[Saved entries]
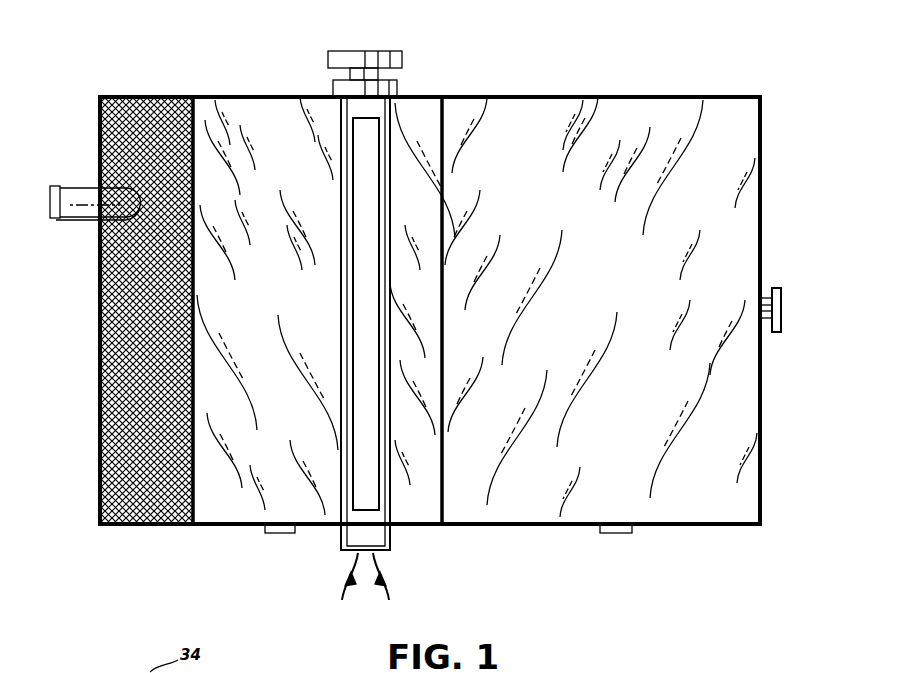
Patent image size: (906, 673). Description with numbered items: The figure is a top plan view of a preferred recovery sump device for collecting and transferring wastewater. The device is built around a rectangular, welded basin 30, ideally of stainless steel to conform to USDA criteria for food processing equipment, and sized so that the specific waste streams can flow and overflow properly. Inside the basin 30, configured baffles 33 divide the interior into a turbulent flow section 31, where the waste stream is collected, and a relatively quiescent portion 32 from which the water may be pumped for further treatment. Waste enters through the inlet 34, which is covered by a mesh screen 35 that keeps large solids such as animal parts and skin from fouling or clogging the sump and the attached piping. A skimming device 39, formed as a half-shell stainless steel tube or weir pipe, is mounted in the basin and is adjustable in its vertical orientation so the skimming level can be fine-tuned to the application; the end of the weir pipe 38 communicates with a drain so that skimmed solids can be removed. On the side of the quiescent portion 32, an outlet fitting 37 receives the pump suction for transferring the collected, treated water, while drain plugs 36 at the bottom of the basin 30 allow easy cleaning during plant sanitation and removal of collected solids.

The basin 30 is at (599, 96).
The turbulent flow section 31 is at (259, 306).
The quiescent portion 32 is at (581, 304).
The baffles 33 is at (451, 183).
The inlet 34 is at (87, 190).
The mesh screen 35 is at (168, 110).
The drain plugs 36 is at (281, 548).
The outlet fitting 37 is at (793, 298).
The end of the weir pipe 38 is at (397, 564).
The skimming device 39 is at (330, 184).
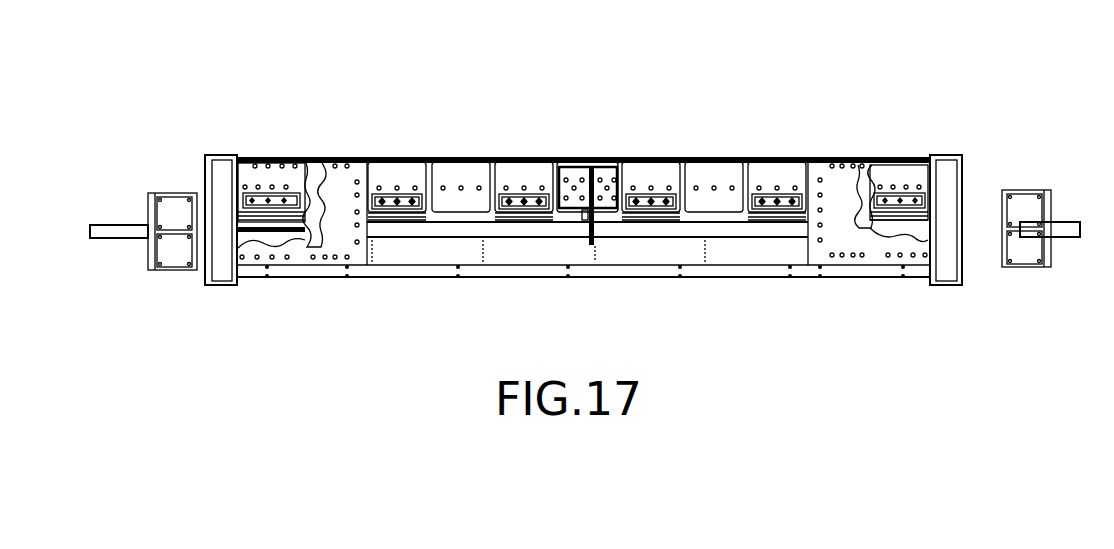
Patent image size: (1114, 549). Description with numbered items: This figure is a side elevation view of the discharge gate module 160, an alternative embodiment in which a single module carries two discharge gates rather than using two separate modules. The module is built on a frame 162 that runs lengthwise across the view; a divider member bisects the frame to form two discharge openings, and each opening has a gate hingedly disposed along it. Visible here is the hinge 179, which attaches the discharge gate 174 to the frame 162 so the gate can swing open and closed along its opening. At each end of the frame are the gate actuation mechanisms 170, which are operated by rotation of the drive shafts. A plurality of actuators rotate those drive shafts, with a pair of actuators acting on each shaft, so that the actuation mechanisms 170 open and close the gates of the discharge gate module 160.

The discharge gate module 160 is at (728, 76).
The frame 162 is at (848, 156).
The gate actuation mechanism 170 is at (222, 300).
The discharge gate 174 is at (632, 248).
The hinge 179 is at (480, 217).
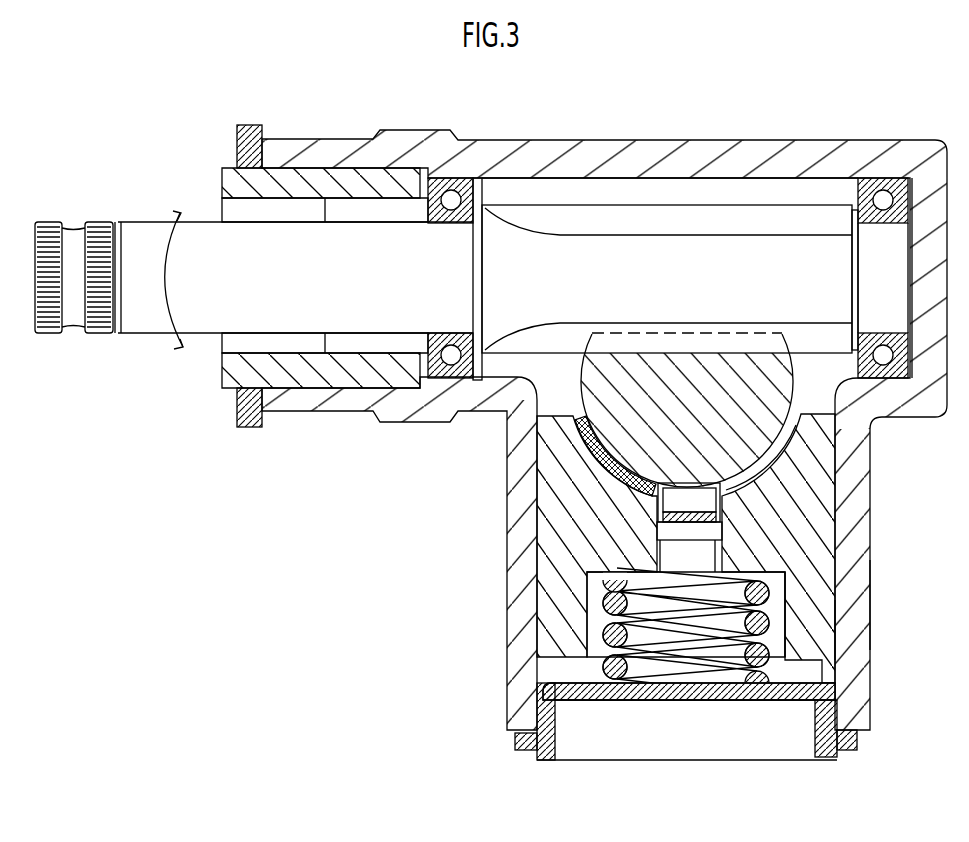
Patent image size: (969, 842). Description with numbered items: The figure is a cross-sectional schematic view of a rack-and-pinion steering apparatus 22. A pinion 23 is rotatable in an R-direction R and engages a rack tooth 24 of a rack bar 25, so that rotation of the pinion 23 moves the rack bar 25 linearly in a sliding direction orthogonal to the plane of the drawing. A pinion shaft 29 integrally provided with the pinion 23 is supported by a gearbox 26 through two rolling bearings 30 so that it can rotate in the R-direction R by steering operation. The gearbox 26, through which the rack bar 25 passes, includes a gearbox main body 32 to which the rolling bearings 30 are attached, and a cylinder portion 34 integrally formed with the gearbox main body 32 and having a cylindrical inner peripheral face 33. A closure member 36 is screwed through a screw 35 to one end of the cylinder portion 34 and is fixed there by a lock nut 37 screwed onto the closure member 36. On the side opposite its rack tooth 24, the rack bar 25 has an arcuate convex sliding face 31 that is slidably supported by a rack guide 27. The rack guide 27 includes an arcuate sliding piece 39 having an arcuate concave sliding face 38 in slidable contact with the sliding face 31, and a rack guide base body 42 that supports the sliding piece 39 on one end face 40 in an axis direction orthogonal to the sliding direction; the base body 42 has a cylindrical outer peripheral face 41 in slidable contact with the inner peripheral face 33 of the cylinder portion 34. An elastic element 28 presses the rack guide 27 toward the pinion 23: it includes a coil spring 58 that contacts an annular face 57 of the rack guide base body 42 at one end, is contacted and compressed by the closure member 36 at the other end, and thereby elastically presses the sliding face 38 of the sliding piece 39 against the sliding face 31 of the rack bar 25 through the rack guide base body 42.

§ **Work required**: List each line in the records above that contains the string "gate".

§ **Solution**:
Patent image size: (1114, 549). Description with numbered items: This figure is a side elevation view of the discharge gate module 160, an alternative embodiment in which a single module carries two discharge gates rather than using two separate modules. The module is built on a frame 162 that runs lengthwise across the view; a divider member bisects the frame to form two discharge openings, and each opening has a gate hingedly disposed along it. Visible here is the hinge 179, which attaches the discharge gate 174 to the frame 162 so the gate can swing open and closed along its opening. At each end of the frame are the gate actuation mechanisms 170, which are operated by rotation of the drive shafts. A plurality of actuators rotate those drive shafts, with a pair of actuators acting on each shaft, so that the actuation mechanisms 170 open and close the gates of the discharge gate module 160.
The discharge gate module 160 is at (728, 76).
The gate actuation mechanism 170 is at (222, 300).
The discharge gate 174 is at (632, 248).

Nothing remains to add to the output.